--- START Records for this task ---
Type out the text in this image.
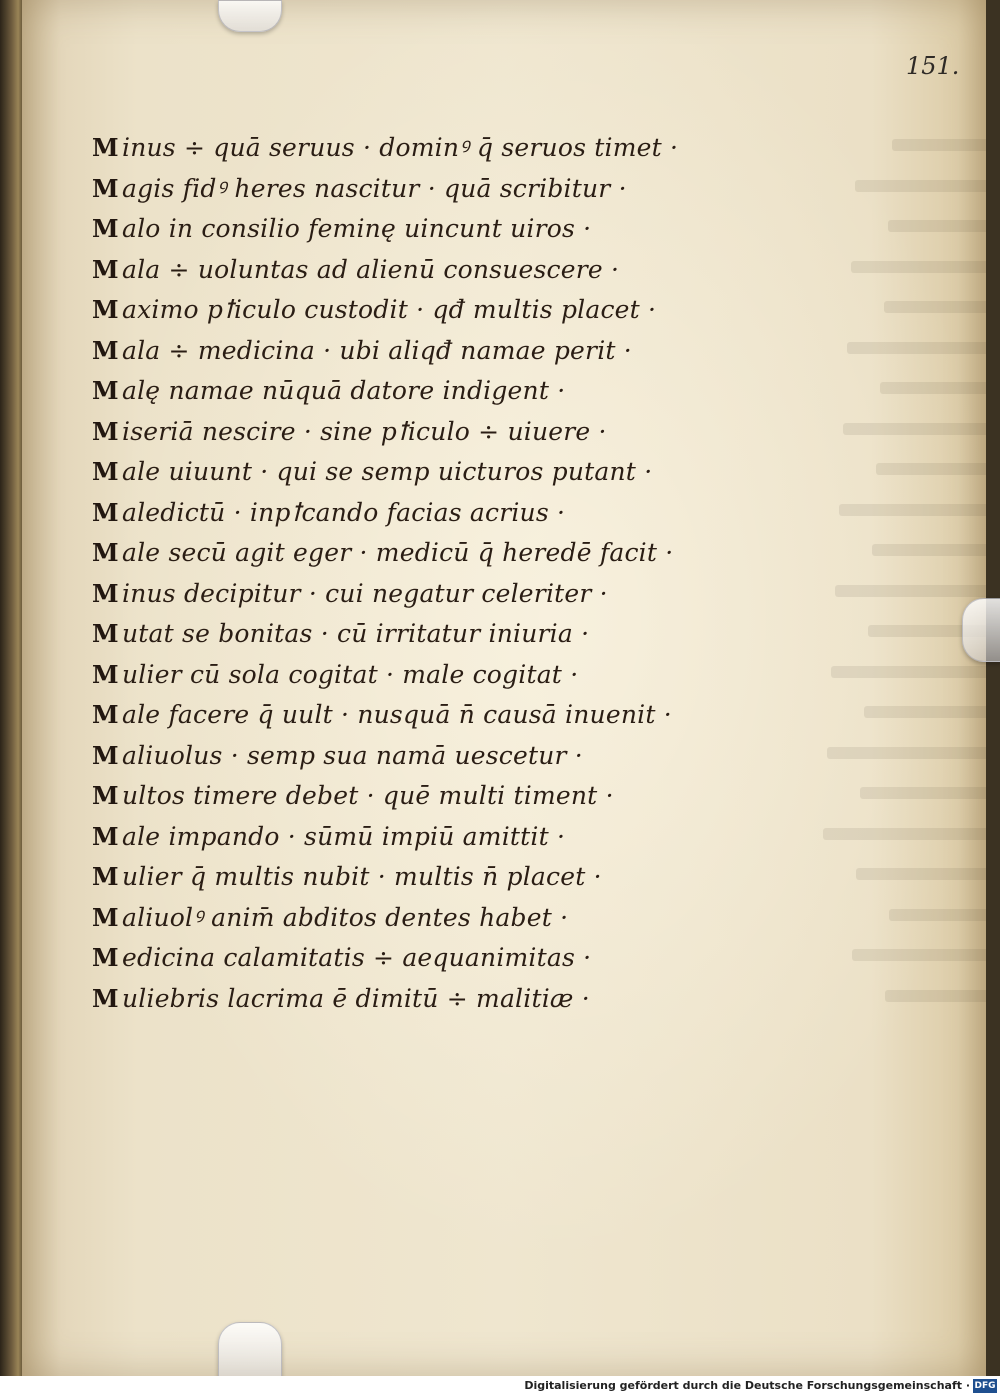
151.
M inus ÷ quā seruus · dominꝰ q̄ seruos timet ·
M agis fidꝰ heres nascitur · quā scribitur ·
M alo in consilio feminę uincunt uiros ·
M ala ÷ uoluntas ad alienū consuescere ·
M aximo pꝉiculo custodit · qđ multis placet ·
M ala ÷ medicina · ubi aliqđ naтae perit ·
M alę naтae nūquā datore indigent ·
M iseriā nescire · sine pꝉiculo ÷ uiuere ·
M ale uiuunt · qui se semp uicturos putant ·
M aledictū · inpꝉcando facias acrius ·
M ale secū agit eger · medicū q̄ heredē facit ·
M inus decipitur · cui negatur celeriter ·
M utat se bonitas · cū irritatur iniuria ·
M ulier cū sola cogitat · male cogitat ·
M ale facere q̄ uult · nusquā n̄ causā inuenit ·
M aliuolus · semp sua naтā uescetur ·
M ultos timere debet · quē multi timent ·
M ale impando · sūmū impiū amittit ·
M ulier q̄ multis nubit · multis n̄ placet ·
M aliuolꝰ anim̄ abditos dentes habet ·
M edicina calamitatis ÷ aequanimitas ·
M uliebris lacrima ē dimitū ÷ malitiæ ·
Digitalisierung gefördert durch die Deutsche Forschungsgemeinschaft · DFG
--- END Records for this task ---
**Required work**: Please write out all of the material above without changing a word, and omit any pictures.

**Output for this exercise**:
Type out the text in this image.
151.
M inus ÷ quā seruus · dominꝰ q̄ seruos timet ·
M agis fidꝰ heres nascitur · quā scribitur ·
M alo in consilio feminę uincunt uiros ·
M ala ÷ uoluntas ad alienū consuescere ·
M aximo pꝉiculo custodit · qđ multis placet ·
M ala ÷ medicina · ubi aliqđ naтae perit ·
M alę naтae nūquā datore indigent ·
M iseriā nescire · sine pꝉiculo ÷ uiuere ·
M ale uiuunt · qui se semp uicturos putant ·
M aledictū · inpꝉcando facias acrius ·
M ale secū agit eger · medicū q̄ heredē facit ·
M inus decipitur · cui negatur celeriter ·
M utat se bonitas · cū irritatur iniuria ·
M ulier cū sola cogitat · male cogitat ·
M ale facere q̄ uult · nusquā n̄ causā inuenit ·
M aliuolus · semp sua naтā uescetur ·
M ultos timere debet · quē multi timent ·
M ale impando · sūmū impiū amittit ·
M ulier q̄ multis nubit · multis n̄ placet ·
M aliuolꝰ anim̄ abditos dentes habet ·
M edicina calamitatis ÷ aequanimitas ·
M uliebris lacrima ē dimitū ÷ malitiæ ·
Digitalisierung gefördert durch die Deutsche Forschungsgemeinschaft · DFG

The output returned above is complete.